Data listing
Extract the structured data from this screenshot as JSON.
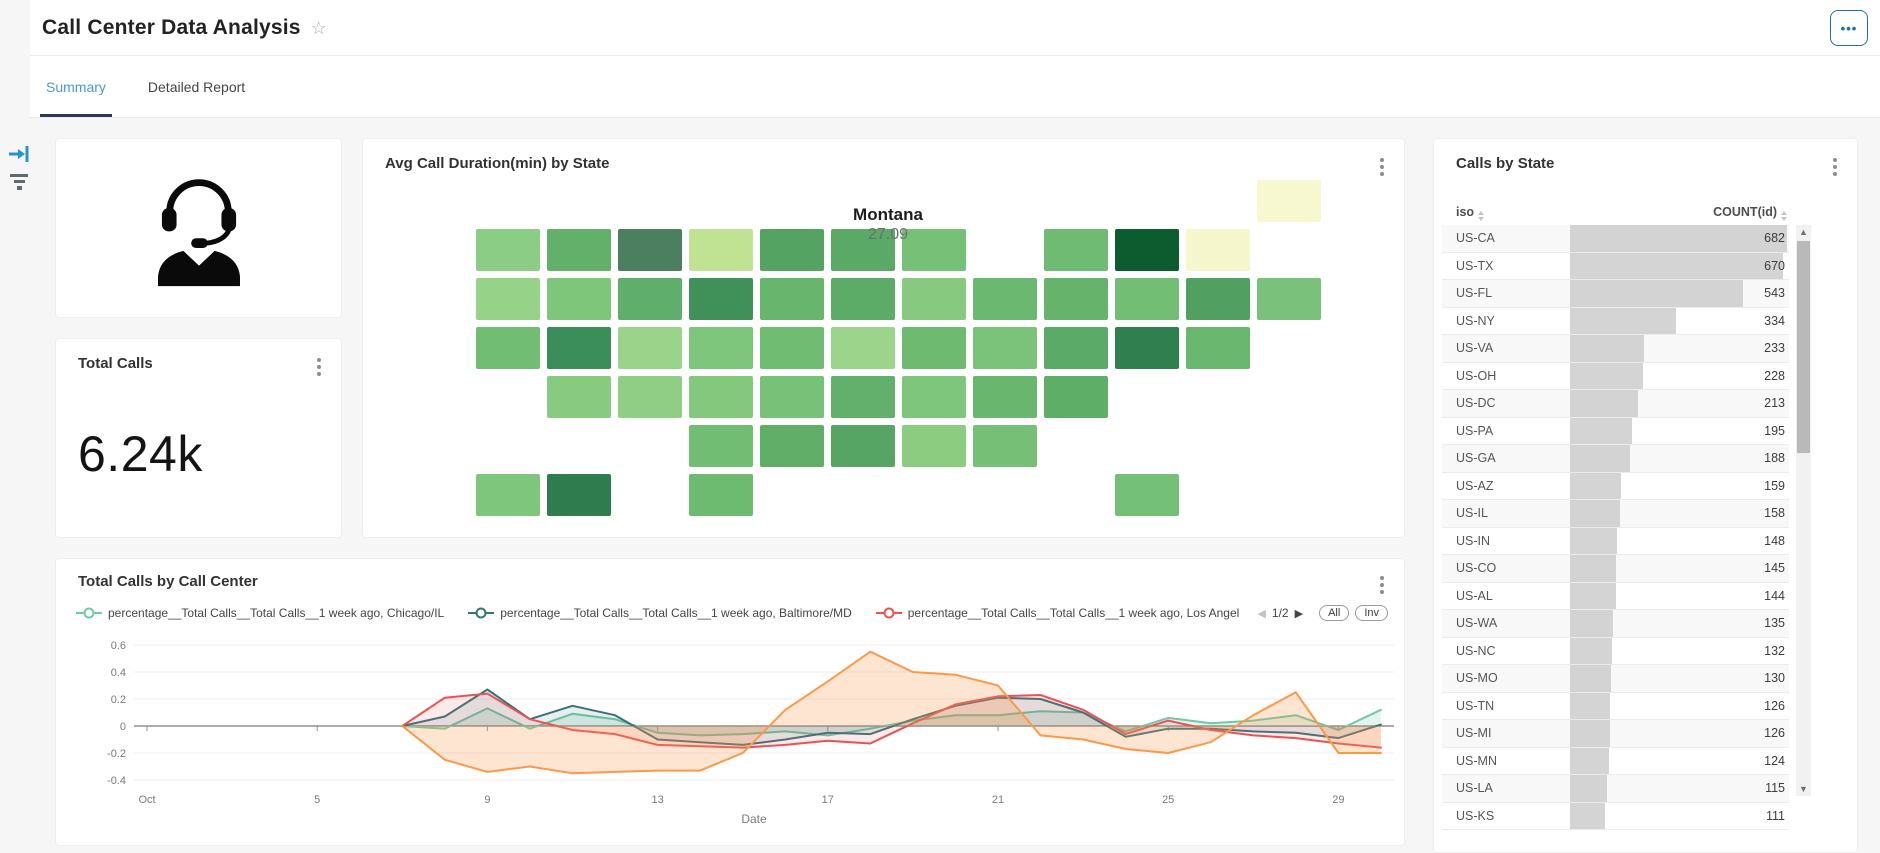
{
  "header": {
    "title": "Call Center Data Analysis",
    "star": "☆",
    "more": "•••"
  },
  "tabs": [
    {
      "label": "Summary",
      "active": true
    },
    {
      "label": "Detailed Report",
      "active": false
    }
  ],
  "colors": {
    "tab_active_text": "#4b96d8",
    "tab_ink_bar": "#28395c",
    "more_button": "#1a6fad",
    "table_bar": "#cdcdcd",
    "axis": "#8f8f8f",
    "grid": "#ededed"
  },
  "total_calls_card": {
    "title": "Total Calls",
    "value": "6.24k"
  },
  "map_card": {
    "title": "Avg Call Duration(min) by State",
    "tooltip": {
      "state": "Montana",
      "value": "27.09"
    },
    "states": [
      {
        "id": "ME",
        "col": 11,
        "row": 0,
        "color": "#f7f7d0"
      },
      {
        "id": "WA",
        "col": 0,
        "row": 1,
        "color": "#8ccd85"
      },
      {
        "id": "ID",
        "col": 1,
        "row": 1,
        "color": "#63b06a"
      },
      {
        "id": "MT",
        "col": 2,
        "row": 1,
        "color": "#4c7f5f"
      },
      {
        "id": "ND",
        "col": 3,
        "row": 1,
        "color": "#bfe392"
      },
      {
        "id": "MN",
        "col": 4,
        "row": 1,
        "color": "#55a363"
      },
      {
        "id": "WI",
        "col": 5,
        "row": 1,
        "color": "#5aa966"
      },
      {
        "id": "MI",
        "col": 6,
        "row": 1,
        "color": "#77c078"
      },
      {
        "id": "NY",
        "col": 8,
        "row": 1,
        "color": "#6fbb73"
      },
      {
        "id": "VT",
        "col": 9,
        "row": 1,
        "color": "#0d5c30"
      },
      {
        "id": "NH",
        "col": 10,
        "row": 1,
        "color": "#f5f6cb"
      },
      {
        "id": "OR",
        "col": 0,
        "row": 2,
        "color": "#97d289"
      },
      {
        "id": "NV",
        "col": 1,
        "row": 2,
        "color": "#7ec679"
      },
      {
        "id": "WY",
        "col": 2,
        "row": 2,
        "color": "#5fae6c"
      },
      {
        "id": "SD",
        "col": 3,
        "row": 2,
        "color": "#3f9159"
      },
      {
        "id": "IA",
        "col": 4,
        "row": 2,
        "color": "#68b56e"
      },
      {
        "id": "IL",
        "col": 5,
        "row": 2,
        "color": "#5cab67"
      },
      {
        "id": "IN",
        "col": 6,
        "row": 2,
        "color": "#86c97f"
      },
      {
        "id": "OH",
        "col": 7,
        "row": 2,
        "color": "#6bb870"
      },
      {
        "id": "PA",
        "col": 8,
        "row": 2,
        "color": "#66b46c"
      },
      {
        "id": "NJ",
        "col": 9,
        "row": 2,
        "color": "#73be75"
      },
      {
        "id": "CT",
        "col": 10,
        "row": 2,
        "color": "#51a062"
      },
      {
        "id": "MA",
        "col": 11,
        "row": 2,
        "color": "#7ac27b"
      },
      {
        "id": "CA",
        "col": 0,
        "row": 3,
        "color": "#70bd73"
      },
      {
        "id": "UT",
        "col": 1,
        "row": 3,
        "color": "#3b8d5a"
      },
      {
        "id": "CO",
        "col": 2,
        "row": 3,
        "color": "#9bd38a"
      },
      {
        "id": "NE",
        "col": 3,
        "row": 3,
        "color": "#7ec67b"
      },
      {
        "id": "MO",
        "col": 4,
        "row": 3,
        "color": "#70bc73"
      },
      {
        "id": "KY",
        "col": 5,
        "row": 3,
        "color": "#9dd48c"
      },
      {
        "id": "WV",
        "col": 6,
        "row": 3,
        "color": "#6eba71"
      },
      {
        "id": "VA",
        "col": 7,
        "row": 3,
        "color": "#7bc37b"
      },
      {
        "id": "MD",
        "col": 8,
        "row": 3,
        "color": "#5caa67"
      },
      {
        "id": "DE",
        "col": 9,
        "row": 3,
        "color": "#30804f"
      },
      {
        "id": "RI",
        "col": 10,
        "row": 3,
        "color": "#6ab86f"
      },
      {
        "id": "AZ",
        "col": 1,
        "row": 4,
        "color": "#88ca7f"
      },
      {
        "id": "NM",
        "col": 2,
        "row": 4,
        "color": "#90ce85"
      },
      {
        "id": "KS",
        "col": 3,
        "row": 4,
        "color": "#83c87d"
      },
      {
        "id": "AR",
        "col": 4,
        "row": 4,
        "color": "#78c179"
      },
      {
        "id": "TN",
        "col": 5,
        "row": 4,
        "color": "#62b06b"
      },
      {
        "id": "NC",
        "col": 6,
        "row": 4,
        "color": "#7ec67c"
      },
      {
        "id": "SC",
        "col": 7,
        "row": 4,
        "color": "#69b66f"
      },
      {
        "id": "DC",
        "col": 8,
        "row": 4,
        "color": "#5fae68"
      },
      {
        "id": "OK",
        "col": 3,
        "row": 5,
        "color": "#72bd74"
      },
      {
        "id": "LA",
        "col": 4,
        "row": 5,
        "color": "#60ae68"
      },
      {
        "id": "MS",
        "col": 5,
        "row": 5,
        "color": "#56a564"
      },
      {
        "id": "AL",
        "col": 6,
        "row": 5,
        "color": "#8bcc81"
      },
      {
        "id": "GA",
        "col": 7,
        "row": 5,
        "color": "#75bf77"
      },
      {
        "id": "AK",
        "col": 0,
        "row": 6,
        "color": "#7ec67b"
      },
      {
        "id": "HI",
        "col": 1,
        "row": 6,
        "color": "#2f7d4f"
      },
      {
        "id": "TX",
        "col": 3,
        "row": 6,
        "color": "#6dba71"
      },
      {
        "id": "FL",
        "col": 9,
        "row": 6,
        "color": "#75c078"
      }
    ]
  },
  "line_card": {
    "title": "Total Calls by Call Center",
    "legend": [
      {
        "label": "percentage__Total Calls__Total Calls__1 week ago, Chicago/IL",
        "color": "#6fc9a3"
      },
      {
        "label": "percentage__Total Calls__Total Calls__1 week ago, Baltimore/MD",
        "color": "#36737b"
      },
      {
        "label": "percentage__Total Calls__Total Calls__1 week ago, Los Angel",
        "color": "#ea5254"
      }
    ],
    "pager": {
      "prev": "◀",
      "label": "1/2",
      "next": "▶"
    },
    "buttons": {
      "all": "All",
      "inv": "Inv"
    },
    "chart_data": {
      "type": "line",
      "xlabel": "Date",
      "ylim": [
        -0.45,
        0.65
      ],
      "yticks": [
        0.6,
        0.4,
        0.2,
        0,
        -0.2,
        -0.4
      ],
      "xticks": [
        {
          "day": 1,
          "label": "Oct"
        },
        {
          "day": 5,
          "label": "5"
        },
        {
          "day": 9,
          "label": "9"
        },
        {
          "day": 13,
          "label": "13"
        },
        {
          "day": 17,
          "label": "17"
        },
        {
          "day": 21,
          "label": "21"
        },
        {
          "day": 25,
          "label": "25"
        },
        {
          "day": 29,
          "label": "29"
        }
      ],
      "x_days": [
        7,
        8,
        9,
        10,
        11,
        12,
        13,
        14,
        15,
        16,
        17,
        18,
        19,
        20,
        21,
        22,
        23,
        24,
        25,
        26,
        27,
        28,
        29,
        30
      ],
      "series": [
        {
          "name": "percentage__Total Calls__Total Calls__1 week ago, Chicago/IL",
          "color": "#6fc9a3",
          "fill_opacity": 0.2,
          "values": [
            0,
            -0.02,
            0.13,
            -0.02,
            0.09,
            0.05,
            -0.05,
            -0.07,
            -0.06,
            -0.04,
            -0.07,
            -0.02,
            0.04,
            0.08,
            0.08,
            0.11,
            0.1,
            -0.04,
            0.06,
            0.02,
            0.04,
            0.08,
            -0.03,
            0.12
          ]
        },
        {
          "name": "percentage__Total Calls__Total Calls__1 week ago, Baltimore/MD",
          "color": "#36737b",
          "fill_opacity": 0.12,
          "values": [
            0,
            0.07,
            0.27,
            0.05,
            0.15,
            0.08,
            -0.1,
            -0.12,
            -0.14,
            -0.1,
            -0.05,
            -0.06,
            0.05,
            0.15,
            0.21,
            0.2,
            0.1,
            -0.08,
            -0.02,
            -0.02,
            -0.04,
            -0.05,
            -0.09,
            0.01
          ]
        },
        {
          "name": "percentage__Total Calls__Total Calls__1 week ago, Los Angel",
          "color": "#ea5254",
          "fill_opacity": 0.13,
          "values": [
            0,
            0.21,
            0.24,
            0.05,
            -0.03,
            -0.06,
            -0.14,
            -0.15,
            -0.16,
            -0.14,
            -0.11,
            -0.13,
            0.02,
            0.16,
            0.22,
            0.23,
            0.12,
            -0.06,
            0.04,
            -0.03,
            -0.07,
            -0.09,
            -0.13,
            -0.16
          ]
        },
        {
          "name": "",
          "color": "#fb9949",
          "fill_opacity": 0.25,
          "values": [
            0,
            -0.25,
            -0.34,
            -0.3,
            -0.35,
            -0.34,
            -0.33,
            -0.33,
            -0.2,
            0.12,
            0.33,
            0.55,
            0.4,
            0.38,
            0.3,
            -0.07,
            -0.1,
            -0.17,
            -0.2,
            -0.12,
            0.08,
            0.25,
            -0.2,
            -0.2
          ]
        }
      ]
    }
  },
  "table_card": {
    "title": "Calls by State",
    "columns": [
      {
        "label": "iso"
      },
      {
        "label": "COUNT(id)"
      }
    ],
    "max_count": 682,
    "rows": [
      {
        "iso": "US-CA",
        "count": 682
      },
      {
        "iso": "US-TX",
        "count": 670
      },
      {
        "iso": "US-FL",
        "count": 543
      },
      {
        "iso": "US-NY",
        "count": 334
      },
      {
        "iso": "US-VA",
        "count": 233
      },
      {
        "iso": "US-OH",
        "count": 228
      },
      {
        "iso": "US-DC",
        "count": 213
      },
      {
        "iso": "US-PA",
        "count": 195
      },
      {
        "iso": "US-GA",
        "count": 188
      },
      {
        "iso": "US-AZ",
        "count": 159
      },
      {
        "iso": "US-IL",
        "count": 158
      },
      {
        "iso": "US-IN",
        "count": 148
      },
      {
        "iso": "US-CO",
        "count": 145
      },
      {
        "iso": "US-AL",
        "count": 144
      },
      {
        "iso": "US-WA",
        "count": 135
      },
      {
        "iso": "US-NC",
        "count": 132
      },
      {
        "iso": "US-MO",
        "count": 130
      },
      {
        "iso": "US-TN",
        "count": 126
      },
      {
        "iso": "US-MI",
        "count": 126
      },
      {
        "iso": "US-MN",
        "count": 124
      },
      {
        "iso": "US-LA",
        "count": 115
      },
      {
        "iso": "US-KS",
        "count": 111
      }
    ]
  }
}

■ Your task: Each line that holds the word "Chicago" is to be copied.

■ Solution to the exercise:
        "label": "percentage__Total Calls__Total Calls__1 week ago, Chicago/IL",
          "name": "percentage__Total Calls__Total Calls__1 week ago, Chicago/IL",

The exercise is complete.